§ DATA FOR PROCESSING:
------------------------

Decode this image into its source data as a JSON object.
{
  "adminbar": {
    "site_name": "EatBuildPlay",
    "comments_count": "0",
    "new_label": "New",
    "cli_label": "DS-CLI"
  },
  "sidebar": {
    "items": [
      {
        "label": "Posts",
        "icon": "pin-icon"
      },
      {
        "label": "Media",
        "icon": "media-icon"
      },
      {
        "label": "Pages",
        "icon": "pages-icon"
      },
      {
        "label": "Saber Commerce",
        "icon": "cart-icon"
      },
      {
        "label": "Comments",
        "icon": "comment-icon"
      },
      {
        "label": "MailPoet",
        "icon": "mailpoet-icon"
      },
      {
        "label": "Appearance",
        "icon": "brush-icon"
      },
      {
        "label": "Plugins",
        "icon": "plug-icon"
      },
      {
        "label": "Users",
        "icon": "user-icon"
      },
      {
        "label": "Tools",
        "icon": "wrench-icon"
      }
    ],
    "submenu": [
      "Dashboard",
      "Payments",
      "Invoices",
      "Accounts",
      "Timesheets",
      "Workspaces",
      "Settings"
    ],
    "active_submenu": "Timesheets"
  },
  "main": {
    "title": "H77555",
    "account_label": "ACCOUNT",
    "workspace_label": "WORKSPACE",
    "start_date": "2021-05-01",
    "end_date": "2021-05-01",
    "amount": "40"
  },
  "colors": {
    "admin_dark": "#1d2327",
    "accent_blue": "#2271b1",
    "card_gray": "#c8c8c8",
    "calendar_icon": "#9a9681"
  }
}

------------------------

§ GOAL OF THE EXERCISE: Extract from the material all lines containing the string "Timesheets".

§ ANSWER FOR THIS EXERCISE:
      "Timesheets",
    "active_submenu": "Timesheets"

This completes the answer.